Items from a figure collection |

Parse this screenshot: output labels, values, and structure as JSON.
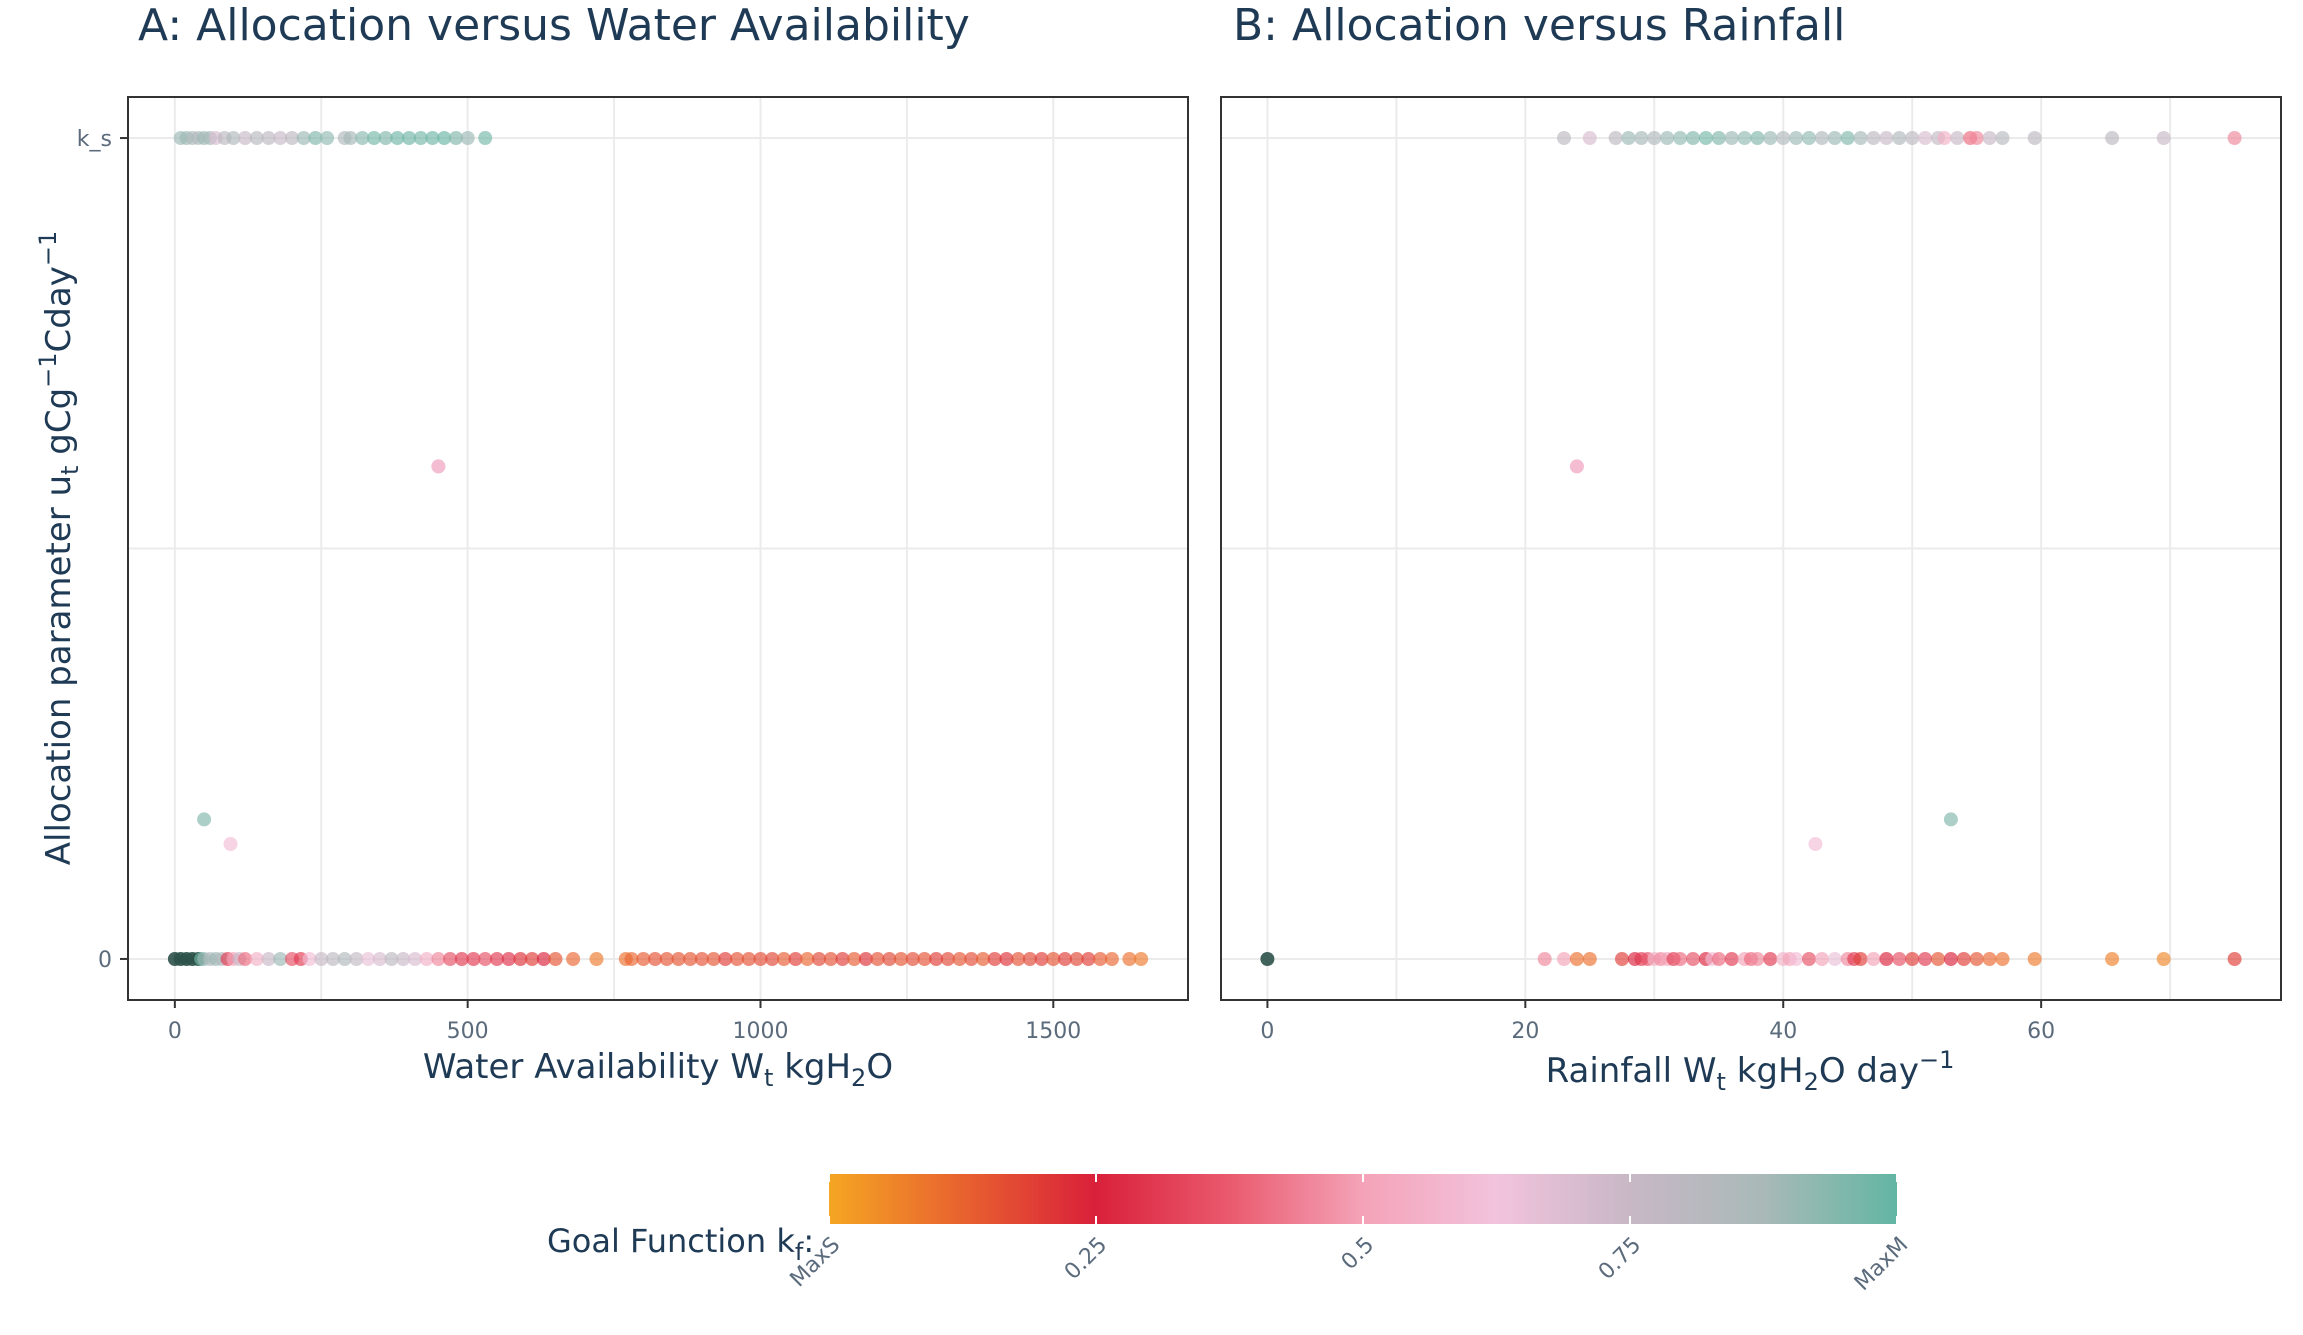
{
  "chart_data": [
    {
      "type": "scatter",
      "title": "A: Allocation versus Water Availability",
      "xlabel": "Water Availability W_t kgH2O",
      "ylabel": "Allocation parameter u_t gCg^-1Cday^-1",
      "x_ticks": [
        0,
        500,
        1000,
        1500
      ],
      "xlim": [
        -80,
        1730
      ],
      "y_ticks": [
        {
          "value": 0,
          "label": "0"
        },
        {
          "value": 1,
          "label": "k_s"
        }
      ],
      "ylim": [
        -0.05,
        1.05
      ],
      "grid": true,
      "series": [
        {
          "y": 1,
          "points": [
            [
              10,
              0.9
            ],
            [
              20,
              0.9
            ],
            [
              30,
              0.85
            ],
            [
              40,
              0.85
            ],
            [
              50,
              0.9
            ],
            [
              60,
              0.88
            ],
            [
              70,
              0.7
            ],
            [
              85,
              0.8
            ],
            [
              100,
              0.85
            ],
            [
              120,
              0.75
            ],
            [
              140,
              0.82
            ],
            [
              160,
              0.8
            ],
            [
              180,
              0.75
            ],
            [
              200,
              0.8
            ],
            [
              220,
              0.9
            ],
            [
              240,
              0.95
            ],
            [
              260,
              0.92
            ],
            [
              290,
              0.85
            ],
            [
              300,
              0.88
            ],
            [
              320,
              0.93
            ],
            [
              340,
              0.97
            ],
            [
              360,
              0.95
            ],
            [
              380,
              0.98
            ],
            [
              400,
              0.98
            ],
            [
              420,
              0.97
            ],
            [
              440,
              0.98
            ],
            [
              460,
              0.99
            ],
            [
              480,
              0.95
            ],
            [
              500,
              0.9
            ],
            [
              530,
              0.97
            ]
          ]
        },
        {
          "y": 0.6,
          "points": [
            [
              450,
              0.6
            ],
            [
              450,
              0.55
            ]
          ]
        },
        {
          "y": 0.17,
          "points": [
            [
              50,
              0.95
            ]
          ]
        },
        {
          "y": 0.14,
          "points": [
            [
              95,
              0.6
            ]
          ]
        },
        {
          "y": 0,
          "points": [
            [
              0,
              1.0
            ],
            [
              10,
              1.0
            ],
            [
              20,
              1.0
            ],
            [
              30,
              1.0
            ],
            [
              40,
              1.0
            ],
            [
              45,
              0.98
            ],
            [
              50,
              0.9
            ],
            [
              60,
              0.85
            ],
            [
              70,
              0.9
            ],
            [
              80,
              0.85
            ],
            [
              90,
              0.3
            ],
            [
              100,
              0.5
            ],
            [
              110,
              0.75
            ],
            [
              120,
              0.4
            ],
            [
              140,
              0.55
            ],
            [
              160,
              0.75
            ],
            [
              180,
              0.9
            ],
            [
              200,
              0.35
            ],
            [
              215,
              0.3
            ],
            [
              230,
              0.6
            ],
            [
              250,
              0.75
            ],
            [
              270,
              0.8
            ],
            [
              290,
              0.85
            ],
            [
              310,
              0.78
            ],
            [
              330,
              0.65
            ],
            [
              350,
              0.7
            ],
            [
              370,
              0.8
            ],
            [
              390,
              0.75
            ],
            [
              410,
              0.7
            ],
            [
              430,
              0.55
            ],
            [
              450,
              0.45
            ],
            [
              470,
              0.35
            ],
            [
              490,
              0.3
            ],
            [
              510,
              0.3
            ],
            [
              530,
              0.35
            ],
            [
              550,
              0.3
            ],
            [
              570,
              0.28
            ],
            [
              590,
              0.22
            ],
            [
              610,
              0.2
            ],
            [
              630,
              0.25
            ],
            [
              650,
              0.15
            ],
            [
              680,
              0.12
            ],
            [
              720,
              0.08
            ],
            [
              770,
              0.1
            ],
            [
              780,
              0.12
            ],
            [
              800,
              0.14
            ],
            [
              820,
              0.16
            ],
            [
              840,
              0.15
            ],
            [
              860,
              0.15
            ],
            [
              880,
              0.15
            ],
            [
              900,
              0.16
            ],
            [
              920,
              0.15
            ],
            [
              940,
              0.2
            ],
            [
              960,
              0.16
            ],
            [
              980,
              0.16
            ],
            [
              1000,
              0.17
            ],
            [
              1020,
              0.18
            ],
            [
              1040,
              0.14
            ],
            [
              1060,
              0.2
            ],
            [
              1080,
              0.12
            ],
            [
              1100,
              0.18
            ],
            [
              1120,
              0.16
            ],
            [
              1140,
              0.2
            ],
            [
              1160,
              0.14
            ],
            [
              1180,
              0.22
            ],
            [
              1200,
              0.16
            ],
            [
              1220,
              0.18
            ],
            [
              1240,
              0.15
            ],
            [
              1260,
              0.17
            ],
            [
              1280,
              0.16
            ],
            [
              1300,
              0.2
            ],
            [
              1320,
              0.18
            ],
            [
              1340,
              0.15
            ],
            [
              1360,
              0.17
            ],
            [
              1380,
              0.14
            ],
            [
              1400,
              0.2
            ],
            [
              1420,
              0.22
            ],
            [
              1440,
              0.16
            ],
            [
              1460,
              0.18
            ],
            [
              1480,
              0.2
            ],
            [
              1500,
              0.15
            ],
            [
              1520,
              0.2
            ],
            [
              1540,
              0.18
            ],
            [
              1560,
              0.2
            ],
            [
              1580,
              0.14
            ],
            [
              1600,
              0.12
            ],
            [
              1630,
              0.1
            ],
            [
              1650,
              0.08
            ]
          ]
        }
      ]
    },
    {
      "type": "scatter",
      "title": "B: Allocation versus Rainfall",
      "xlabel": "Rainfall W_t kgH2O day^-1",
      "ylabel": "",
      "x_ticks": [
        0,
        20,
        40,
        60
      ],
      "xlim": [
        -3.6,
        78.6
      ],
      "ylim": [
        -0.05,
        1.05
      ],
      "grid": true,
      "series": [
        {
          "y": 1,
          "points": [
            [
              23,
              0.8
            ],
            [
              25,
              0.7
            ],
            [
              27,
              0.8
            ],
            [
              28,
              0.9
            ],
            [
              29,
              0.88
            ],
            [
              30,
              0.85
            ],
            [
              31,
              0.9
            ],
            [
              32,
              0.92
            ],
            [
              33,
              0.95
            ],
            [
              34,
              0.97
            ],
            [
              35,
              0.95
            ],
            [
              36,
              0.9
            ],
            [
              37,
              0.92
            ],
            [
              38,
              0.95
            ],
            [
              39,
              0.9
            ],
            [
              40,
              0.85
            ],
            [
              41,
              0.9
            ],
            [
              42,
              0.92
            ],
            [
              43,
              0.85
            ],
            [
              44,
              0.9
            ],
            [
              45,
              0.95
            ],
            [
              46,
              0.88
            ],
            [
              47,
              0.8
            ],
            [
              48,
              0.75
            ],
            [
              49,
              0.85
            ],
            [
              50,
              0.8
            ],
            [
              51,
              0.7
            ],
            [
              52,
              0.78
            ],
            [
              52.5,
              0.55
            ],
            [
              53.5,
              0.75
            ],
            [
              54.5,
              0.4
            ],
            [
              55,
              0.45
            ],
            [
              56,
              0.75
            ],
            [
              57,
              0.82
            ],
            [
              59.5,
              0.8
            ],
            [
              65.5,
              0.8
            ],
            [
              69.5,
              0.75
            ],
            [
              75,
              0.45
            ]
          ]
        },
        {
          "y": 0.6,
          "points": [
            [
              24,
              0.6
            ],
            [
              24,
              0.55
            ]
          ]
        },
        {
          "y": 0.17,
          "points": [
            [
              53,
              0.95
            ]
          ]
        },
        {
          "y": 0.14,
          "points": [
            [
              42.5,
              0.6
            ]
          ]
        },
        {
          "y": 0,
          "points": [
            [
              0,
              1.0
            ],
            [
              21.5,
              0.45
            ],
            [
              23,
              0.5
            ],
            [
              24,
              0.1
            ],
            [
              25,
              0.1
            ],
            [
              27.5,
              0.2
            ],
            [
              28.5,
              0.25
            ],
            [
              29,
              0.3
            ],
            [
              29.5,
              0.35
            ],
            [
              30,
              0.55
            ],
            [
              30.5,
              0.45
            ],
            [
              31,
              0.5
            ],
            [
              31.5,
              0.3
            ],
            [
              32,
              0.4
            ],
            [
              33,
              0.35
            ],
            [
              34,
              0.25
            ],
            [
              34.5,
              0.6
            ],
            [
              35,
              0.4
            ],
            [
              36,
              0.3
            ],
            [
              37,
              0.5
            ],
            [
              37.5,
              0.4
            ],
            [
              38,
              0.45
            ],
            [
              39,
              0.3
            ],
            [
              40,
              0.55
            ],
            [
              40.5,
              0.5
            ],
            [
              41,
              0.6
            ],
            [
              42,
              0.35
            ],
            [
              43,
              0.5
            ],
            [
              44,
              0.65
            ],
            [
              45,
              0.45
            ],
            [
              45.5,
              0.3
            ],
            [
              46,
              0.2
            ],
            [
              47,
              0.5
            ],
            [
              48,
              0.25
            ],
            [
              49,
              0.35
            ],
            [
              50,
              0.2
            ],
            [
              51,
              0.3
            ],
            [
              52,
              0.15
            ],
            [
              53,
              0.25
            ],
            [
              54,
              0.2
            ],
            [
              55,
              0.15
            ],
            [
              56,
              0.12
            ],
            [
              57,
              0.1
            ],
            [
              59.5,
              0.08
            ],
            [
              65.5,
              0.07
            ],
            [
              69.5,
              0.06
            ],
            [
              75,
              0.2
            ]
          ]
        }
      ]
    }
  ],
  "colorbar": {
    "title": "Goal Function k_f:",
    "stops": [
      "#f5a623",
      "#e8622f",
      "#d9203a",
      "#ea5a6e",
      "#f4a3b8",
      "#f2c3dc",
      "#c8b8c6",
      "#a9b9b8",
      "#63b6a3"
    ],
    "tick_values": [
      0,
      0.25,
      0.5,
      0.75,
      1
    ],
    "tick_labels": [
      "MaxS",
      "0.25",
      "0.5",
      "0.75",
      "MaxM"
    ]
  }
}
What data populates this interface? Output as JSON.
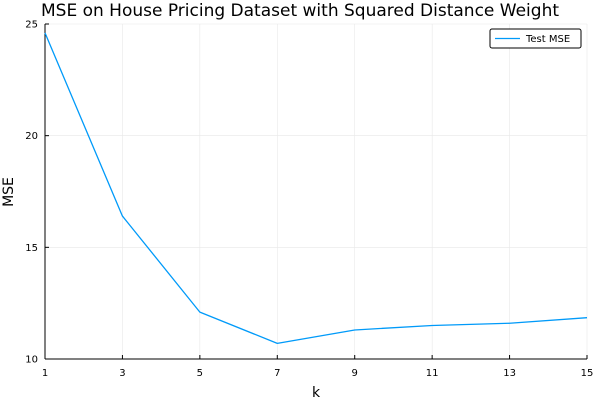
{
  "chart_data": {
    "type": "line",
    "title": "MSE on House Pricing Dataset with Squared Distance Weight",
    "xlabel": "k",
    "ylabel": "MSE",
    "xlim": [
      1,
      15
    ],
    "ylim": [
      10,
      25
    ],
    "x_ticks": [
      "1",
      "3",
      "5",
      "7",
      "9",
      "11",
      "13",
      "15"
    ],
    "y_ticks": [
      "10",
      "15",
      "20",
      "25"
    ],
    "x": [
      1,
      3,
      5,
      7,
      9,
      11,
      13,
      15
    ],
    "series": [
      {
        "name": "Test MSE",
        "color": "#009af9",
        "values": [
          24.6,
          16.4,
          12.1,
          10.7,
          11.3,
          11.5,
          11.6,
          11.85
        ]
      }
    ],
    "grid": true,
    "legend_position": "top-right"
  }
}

WRITTEN EXERCISE | Print each line from the one containing "What data populates" through the last line of the listing, both included, exactly and with no pictures.

OUTPUT BELOW |
What data populates this interface? Output as JSON.
{
  "chart_data": {
    "type": "line",
    "title": "MSE on House Pricing Dataset with Squared Distance Weight",
    "xlabel": "k",
    "ylabel": "MSE",
    "xlim": [
      1,
      15
    ],
    "ylim": [
      10,
      25
    ],
    "x_ticks": [
      "1",
      "3",
      "5",
      "7",
      "9",
      "11",
      "13",
      "15"
    ],
    "y_ticks": [
      "10",
      "15",
      "20",
      "25"
    ],
    "x": [
      1,
      3,
      5,
      7,
      9,
      11,
      13,
      15
    ],
    "series": [
      {
        "name": "Test MSE",
        "color": "#009af9",
        "values": [
          24.6,
          16.4,
          12.1,
          10.7,
          11.3,
          11.5,
          11.6,
          11.85
        ]
      }
    ],
    "grid": true,
    "legend_position": "top-right"
  }
}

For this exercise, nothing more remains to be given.